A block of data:
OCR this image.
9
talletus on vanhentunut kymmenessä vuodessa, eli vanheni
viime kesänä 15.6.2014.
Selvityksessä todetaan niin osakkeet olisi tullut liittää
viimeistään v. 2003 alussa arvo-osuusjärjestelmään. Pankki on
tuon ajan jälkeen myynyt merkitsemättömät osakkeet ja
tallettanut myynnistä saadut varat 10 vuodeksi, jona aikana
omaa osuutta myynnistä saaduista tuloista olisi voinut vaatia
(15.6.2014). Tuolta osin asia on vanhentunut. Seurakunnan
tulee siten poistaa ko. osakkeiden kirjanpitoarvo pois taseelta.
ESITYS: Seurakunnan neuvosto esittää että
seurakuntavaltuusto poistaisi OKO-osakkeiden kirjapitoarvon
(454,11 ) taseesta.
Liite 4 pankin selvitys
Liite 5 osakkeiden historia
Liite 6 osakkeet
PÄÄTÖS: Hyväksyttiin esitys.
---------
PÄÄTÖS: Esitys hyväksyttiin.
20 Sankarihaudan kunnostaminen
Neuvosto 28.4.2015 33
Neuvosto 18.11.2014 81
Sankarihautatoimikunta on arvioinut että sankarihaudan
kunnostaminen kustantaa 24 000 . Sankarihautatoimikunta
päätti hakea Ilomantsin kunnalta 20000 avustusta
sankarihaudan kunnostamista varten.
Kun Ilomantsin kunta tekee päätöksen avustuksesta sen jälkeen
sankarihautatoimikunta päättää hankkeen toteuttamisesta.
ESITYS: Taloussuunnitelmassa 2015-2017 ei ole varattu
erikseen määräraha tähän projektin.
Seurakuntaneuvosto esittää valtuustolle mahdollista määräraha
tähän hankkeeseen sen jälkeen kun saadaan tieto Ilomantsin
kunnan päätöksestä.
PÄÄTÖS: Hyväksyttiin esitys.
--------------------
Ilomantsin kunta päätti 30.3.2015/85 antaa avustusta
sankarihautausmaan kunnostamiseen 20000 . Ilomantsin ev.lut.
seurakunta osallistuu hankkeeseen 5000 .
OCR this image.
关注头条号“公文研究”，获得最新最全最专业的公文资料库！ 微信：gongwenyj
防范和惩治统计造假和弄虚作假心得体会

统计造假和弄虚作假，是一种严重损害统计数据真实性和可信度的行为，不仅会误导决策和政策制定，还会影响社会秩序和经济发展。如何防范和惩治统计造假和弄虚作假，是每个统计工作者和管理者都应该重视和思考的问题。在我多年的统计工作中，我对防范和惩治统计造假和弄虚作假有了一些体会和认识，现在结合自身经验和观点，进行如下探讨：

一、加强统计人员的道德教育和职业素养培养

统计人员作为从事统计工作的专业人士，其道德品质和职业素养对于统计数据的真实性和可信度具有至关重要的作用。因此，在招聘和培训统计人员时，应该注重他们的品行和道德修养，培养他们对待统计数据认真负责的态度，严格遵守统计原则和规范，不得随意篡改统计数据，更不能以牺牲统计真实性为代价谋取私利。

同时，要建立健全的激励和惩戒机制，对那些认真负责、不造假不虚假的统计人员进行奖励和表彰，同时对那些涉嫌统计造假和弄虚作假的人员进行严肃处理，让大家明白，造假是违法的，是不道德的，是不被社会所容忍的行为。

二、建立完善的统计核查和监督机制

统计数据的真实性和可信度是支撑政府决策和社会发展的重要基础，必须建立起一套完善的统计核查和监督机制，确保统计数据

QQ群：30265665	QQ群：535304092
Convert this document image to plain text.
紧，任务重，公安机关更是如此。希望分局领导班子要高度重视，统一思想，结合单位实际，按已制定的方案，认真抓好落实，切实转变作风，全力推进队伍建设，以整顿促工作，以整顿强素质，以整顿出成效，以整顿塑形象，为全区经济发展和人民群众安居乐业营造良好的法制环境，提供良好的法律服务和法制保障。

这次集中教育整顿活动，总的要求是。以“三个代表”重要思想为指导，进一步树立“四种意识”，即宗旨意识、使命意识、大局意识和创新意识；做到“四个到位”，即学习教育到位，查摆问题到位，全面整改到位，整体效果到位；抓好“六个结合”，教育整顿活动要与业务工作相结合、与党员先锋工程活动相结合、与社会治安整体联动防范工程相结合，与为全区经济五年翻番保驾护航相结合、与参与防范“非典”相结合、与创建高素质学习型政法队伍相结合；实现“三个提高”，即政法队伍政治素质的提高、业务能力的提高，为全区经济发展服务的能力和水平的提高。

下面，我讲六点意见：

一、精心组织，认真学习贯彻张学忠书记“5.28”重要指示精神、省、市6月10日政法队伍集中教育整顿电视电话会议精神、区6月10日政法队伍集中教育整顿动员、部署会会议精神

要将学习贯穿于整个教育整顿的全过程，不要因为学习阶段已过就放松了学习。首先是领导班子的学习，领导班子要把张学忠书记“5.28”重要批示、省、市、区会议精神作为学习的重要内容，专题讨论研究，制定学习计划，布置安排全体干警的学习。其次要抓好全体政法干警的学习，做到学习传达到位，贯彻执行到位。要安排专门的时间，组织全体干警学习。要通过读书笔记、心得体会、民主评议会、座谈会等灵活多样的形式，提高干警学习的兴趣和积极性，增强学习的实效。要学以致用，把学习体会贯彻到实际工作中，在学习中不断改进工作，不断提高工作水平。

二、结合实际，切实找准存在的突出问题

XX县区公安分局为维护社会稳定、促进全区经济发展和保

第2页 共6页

▶ Your objective
Using the data above, print every record exactly as shown.

▶ The result
OCR this image.
9
talletus on vanhentunut kymmenessä vuodessa, eli vanheni
viime kesänä 15.6.2014.
Selvityksessä todetaan niin osakkeet olisi tullut liittää
viimeistään v. 2003 alussa arvo-osuusjärjestelmään. Pankki on
tuon ajan jälkeen myynyt merkitsemättömät osakkeet ja
tallettanut myynnistä saadut varat 10 vuodeksi, jona aikana
omaa osuutta myynnistä saaduista tuloista olisi voinut vaatia
(15.6.2014). Tuolta osin asia on vanhentunut. Seurakunnan
tulee siten poistaa ko. osakkeiden kirjanpitoarvo pois taseelta.
ESITYS: Seurakunnan neuvosto esittää että
seurakuntavaltuusto poistaisi OKO-osakkeiden kirjapitoarvon
(454,11 ) taseesta.
Liite 4 pankin selvitys
Liite 5 osakkeiden historia
Liite 6 osakkeet
PÄÄTÖS: Hyväksyttiin esitys.
---------
PÄÄTÖS: Esitys hyväksyttiin.
20 Sankarihaudan kunnostaminen
Neuvosto 28.4.2015 33
Neuvosto 18.11.2014 81
Sankarihautatoimikunta on arvioinut että sankarihaudan
kunnostaminen kustantaa 24 000 . Sankarihautatoimikunta
päätti hakea Ilomantsin kunnalta 20000 avustusta
sankarihaudan kunnostamista varten.
Kun Ilomantsin kunta tekee päätöksen avustuksesta sen jälkeen
sankarihautatoimikunta päättää hankkeen toteuttamisesta.
ESITYS: Taloussuunnitelmassa 2015-2017 ei ole varattu
erikseen määräraha tähän projektin.
Seurakuntaneuvosto esittää valtuustolle mahdollista määräraha
tähän hankkeeseen sen jälkeen kun saadaan tieto Ilomantsin
kunnan päätöksestä.
PÄÄTÖS: Hyväksyttiin esitys.
--------------------
Ilomantsin kunta päätti 30.3.2015/85 antaa avustusta
sankarihautausmaan kunnostamiseen 20000 . Ilomantsin ev.lut.
seurakunta osallistuu hankkeeseen 5000 .
OCR this image.
关注头条号“公文研究”，获得最新最全最专业的公文资料库！ 微信：gongwenyj
防范和惩治统计造假和弄虚作假心得体会

统计造假和弄虚作假，是一种严重损害统计数据真实性和可信度的行为，不仅会误导决策和政策制定，还会影响社会秩序和经济发展。如何防范和惩治统计造假和弄虚作假，是每个统计工作者和管理者都应该重视和思考的问题。在我多年的统计工作中，我对防范和惩治统计造假和弄虚作假有了一些体会和认识，现在结合自身经验和观点，进行如下探讨：

一、加强统计人员的道德教育和职业素养培养

统计人员作为从事统计工作的专业人士，其道德品质和职业素养对于统计数据的真实性和可信度具有至关重要的作用。因此，在招聘和培训统计人员时，应该注重他们的品行和道德修养，培养他们对待统计数据认真负责的态度，严格遵守统计原则和规范，不得随意篡改统计数据，更不能以牺牲统计真实性为代价谋取私利。

同时，要建立健全的激励和惩戒机制，对那些认真负责、不造假不虚假的统计人员进行奖励和表彰，同时对那些涉嫌统计造假和弄虚作假的人员进行严肃处理，让大家明白，造假是违法的，是不道德的，是不被社会所容忍的行为。

二、建立完善的统计核查和监督机制

统计数据的真实性和可信度是支撑政府决策和社会发展的重要基础，必须建立起一套完善的统计核查和监督机制，确保统计数据

QQ群：30265665	QQ群：535304092
Convert this document image to plain text.
紧，任务重，公安机关更是如此。希望分局领导班子要高度重视，统一思想，结合单位实际，按已制定的方案，认真抓好落实，切实转变作风，全力推进队伍建设，以整顿促工作，以整顿强素质，以整顿出成效，以整顿塑形象，为全区经济发展和人民群众安居乐业营造良好的法制环境，提供良好的法律服务和法制保障。

这次集中教育整顿活动，总的要求是。以“三个代表”重要思想为指导，进一步树立“四种意识”，即宗旨意识、使命意识、大局意识和创新意识；做到“四个到位”，即学习教育到位，查摆问题到位，全面整改到位，整体效果到位；抓好“六个结合”，教育整顿活动要与业务工作相结合、与党员先锋工程活动相结合、与社会治安整体联动防范工程相结合，与为全区经济五年翻番保驾护航相结合、与参与防范“非典”相结合、与创建高素质学习型政法队伍相结合；实现“三个提高”，即政法队伍政治素质的提高、业务能力的提高，为全区经济发展服务的能力和水平的提高。

下面，我讲六点意见：

一、精心组织，认真学习贯彻张学忠书记“5.28”重要指示精神、省、市6月10日政法队伍集中教育整顿电视电话会议精神、区6月10日政法队伍集中教育整顿动员、部署会会议精神

要将学习贯穿于整个教育整顿的全过程，不要因为学习阶段已过就放松了学习。首先是领导班子的学习，领导班子要把张学忠书记“5.28”重要批示、省、市、区会议精神作为学习的重要内容，专题讨论研究，制定学习计划，布置安排全体干警的学习。其次要抓好全体政法干警的学习，做到学习传达到位，贯彻执行到位。要安排专门的时间，组织全体干警学习。要通过读书笔记、心得体会、民主评议会、座谈会等灵活多样的形式，提高干警学习的兴趣和积极性，增强学习的实效。要学以致用，把学习体会贯彻到实际工作中，在学习中不断改进工作，不断提高工作水平。

二、结合实际，切实找准存在的突出问题

XX县区公安分局为维护社会稳定、促进全区经济发展和保

第2页 共6页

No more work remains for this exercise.